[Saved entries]
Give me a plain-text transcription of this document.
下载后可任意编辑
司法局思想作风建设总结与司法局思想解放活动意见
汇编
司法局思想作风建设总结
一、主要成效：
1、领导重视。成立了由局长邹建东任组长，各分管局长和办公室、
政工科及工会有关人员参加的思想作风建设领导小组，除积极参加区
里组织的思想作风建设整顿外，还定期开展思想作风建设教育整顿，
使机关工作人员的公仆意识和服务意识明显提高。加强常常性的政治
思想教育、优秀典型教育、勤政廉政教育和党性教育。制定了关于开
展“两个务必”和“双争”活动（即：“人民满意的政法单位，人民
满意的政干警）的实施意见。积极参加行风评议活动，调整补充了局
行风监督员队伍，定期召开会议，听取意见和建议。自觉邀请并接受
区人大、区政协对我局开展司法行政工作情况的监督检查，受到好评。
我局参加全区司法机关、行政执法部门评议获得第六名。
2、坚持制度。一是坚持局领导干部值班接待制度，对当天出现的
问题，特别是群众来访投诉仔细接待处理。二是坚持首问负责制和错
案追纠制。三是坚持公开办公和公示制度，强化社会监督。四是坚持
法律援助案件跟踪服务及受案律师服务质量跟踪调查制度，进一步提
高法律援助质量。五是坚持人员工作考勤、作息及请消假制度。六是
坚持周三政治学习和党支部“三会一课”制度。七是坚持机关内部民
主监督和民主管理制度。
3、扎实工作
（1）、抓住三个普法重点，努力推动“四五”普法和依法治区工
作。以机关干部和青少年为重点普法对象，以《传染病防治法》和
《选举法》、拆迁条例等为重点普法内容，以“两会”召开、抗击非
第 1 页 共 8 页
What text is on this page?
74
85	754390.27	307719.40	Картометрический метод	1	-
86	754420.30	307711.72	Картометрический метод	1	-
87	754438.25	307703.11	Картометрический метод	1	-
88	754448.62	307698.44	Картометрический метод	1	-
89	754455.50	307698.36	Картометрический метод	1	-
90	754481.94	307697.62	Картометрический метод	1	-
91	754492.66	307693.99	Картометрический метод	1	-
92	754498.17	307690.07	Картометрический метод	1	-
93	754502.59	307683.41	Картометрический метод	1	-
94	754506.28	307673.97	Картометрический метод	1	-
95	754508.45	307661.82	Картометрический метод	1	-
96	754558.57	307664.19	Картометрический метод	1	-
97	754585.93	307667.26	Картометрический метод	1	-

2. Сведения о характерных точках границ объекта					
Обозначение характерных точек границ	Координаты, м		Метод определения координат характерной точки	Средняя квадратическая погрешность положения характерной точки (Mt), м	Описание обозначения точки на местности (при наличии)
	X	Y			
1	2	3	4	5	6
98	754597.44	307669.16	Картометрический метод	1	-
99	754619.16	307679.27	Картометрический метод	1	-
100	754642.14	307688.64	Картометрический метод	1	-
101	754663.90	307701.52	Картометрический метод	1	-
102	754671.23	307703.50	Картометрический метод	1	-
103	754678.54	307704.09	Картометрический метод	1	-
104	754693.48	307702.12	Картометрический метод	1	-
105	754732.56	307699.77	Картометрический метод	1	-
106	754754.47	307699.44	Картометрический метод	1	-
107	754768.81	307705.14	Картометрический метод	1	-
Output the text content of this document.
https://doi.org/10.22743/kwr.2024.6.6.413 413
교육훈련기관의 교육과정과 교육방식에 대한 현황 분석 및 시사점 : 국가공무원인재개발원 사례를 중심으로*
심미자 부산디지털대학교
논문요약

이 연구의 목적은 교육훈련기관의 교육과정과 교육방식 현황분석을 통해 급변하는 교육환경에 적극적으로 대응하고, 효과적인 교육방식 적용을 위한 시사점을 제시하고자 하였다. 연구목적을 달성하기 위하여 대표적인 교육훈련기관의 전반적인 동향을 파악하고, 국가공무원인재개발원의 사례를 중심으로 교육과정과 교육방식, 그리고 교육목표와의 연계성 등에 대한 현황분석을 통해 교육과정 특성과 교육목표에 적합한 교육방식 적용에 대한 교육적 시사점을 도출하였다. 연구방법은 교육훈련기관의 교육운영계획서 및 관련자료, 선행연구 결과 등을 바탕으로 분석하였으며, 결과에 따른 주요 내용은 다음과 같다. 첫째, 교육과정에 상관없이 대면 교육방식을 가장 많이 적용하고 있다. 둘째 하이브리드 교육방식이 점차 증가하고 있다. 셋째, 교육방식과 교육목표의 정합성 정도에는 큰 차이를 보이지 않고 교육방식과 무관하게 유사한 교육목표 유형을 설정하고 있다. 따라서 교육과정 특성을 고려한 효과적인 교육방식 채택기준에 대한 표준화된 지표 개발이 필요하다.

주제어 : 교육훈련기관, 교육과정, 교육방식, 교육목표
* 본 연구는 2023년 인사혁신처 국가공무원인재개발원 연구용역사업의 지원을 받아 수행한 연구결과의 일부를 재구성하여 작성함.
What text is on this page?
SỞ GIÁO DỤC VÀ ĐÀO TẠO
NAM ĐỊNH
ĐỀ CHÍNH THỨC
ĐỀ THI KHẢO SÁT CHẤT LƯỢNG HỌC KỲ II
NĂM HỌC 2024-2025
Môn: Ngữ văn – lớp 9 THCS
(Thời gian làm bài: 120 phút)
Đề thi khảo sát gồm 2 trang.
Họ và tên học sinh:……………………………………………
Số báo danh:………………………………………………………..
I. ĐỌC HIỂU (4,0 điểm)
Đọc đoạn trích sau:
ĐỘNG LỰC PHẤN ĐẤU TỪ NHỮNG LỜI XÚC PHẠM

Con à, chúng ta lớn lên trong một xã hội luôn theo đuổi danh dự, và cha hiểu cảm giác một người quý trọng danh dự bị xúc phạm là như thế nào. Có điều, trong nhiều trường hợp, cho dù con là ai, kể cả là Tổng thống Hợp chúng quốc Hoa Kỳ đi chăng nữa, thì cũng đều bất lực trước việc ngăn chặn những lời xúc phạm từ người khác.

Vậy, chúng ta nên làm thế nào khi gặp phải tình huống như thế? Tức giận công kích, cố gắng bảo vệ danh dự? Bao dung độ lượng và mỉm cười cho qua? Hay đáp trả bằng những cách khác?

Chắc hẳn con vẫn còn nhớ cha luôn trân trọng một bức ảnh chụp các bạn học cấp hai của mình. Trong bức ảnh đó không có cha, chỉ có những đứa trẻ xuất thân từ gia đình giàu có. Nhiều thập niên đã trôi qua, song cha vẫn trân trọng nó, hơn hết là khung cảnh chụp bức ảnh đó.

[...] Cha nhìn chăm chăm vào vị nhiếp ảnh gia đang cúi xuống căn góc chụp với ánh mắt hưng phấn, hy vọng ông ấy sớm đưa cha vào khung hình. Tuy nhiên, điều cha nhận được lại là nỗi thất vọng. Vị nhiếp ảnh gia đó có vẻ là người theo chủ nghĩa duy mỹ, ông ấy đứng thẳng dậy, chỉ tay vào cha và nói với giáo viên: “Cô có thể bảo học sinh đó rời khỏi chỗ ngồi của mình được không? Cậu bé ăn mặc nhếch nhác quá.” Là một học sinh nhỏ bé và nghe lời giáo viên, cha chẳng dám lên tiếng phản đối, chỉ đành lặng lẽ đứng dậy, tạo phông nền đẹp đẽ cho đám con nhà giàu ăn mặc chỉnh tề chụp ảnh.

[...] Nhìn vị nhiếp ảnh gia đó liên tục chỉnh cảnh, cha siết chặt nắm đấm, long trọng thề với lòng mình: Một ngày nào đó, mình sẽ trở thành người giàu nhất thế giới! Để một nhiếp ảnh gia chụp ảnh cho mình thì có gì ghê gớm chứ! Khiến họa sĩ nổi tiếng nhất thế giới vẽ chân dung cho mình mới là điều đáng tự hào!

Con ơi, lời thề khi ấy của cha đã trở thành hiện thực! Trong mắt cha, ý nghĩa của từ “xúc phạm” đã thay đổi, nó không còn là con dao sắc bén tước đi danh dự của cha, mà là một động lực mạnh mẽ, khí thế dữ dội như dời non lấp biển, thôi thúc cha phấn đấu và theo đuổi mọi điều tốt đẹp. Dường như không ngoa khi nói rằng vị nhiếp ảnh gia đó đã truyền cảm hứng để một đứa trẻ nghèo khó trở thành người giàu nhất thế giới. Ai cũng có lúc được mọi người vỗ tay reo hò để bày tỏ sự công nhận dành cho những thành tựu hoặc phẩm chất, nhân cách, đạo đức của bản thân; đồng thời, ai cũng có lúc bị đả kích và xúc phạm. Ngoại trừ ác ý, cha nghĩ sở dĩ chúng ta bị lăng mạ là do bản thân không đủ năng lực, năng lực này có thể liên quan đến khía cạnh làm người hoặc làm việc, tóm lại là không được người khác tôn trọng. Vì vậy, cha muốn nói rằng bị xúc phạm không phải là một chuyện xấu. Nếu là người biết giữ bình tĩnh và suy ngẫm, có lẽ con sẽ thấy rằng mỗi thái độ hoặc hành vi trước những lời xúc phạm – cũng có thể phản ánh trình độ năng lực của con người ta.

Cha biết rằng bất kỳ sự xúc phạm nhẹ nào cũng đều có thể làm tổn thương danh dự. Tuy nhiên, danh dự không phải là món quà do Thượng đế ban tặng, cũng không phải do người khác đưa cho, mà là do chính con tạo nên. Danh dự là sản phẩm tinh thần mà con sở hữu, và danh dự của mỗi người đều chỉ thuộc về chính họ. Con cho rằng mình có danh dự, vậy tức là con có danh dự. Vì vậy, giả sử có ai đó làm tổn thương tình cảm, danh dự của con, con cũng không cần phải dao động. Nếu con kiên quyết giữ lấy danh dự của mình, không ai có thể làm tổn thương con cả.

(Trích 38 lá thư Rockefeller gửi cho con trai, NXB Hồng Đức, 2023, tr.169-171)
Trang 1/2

Exercise objective: Give only the number of lines that include the word "công".

Worked solution: 2